Exercise inputs:
** START **

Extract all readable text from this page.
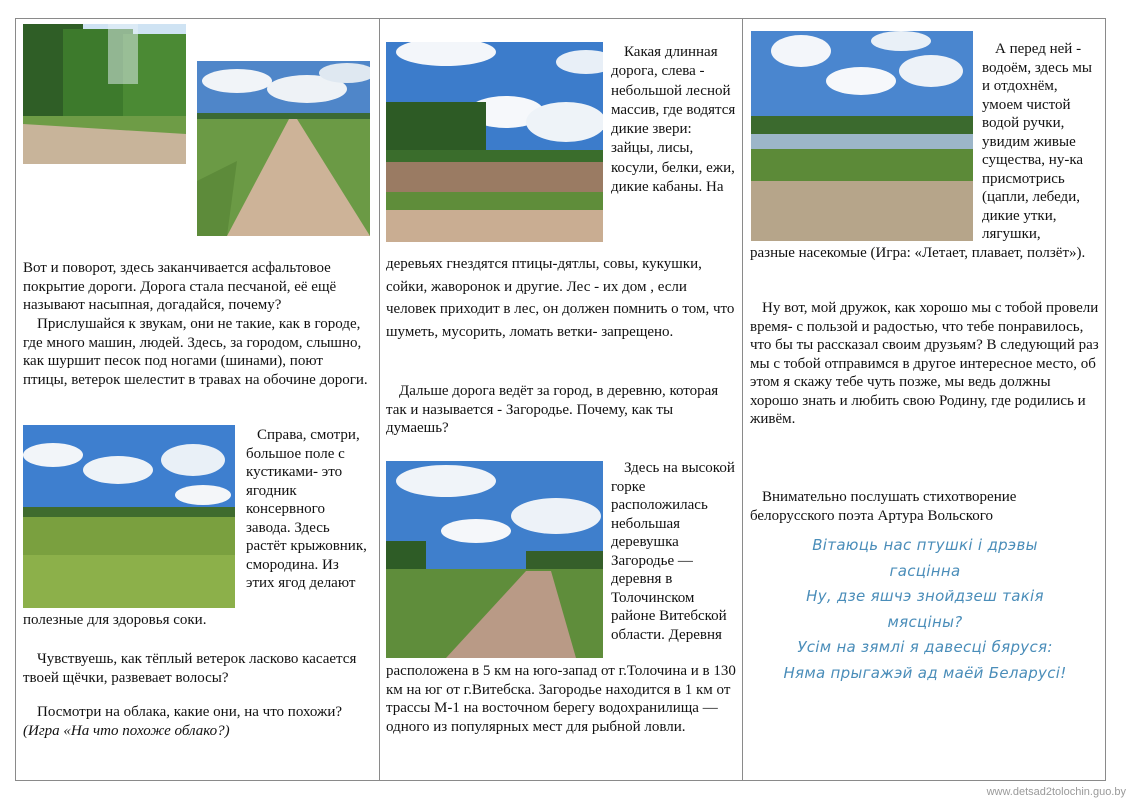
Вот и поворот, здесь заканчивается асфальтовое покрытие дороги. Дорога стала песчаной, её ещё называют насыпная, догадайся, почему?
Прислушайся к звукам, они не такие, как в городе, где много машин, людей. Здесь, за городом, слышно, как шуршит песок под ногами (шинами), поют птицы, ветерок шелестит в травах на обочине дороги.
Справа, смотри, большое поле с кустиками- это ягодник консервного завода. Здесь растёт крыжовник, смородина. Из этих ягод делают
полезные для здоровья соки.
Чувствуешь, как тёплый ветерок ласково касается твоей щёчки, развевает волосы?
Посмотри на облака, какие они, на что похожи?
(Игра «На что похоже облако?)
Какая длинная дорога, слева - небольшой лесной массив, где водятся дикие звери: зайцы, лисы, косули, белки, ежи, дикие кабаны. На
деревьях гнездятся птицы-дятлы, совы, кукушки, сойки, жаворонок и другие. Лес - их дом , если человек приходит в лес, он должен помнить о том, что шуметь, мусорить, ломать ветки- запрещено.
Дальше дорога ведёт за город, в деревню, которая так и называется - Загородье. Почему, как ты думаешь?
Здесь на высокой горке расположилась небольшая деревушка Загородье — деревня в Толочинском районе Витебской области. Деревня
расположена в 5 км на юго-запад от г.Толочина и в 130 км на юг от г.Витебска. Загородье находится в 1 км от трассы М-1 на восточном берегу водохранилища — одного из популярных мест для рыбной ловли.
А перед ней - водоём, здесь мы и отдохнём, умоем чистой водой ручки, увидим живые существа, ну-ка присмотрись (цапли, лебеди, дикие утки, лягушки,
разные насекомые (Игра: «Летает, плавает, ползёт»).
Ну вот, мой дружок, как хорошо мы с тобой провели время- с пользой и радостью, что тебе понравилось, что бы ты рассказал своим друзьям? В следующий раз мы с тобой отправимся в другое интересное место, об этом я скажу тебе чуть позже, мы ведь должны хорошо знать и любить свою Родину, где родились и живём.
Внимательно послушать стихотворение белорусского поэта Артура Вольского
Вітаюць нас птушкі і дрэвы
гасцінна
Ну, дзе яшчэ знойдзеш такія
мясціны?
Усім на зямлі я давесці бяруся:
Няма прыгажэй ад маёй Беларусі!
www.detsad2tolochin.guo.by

** END **
** START **

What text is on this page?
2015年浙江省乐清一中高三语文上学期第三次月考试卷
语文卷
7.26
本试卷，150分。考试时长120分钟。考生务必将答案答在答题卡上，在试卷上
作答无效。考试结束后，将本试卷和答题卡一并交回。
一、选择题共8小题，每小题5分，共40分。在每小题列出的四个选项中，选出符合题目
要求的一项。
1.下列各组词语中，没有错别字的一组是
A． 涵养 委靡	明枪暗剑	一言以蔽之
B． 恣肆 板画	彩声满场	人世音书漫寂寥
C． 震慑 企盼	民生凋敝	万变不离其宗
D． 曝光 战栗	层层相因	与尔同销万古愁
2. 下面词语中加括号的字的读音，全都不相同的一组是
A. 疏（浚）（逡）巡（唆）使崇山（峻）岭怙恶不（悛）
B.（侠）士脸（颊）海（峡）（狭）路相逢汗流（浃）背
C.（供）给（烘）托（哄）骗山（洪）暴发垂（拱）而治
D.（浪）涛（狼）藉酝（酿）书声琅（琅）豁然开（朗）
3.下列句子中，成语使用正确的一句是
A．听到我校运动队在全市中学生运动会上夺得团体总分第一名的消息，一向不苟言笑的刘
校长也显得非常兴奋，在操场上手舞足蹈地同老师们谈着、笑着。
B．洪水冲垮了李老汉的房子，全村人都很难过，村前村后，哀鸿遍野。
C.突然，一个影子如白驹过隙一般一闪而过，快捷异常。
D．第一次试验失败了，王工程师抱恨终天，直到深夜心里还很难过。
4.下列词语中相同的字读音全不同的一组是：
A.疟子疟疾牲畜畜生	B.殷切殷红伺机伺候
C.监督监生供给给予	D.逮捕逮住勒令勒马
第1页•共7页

** END **

Stated task: Extract each line holding the word "дороги" from the records.

Solution to the problem:
Вот и поворот, здесь заканчивается асфальтовое покрытие дороги. Дорога стала песчаной, её ещё называют насыпная, догадайся, почему?
Прислушайся к звукам, они не такие, как в городе, где много машин, людей. Здесь, за городом, слышно, как шуршит песок под ногами (шинами), поют птицы, ветерок шелестит в травах на обочине дороги.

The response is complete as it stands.